Can all of these lines be returned exactly?

** MATERIAL SUPPLIED **
- - -

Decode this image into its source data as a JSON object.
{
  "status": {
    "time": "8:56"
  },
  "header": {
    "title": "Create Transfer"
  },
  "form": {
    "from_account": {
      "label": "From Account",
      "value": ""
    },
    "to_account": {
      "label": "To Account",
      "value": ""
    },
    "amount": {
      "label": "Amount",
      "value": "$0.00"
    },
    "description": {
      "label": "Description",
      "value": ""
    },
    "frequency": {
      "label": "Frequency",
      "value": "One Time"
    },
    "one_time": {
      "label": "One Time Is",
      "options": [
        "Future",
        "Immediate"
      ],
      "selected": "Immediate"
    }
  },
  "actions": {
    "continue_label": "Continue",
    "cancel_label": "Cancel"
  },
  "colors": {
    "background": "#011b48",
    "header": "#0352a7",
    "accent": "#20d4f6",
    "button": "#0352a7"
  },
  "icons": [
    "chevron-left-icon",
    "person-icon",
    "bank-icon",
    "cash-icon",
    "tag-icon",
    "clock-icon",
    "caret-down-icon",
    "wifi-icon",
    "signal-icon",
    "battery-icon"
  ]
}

- - -

** SOLUTION TO THE PROBLEM **
Decode this image into its source data as a JSON object.
{
  "status": {
    "time": "8:56"
  },
  "header": {
    "title": "Create Transfer"
  },
  "form": {
    "from_account": {
      "label": "From Account",
      "value": ""
    },
    "to_account": {
      "label": "To Account",
      "value": ""
    },
    "amount": {
      "label": "Amount",
      "value": "$0.00"
    },
    "description": {
      "label": "Description",
      "value": ""
    },
    "frequency": {
      "label": "Frequency",
      "value": "One Time"
    },
    "one_time": {
      "label": "One Time Is",
      "options": [
        "Future",
        "Immediate"
      ],
      "selected": "Immediate"
    }
  },
  "actions": {
    "continue_label": "Continue",
    "cancel_label": "Cancel"
  },
  "colors": {
    "background": "#011b48",
    "header": "#0352a7",
    "accent": "#20d4f6",
    "button": "#0352a7"
  },
  "icons": [
    "chevron-left-icon",
    "person-icon",
    "bank-icon",
    "cash-icon",
    "tag-icon",
    "clock-icon",
    "caret-down-icon",
    "wifi-icon",
    "signal-icon",
    "battery-icon"
  ]
}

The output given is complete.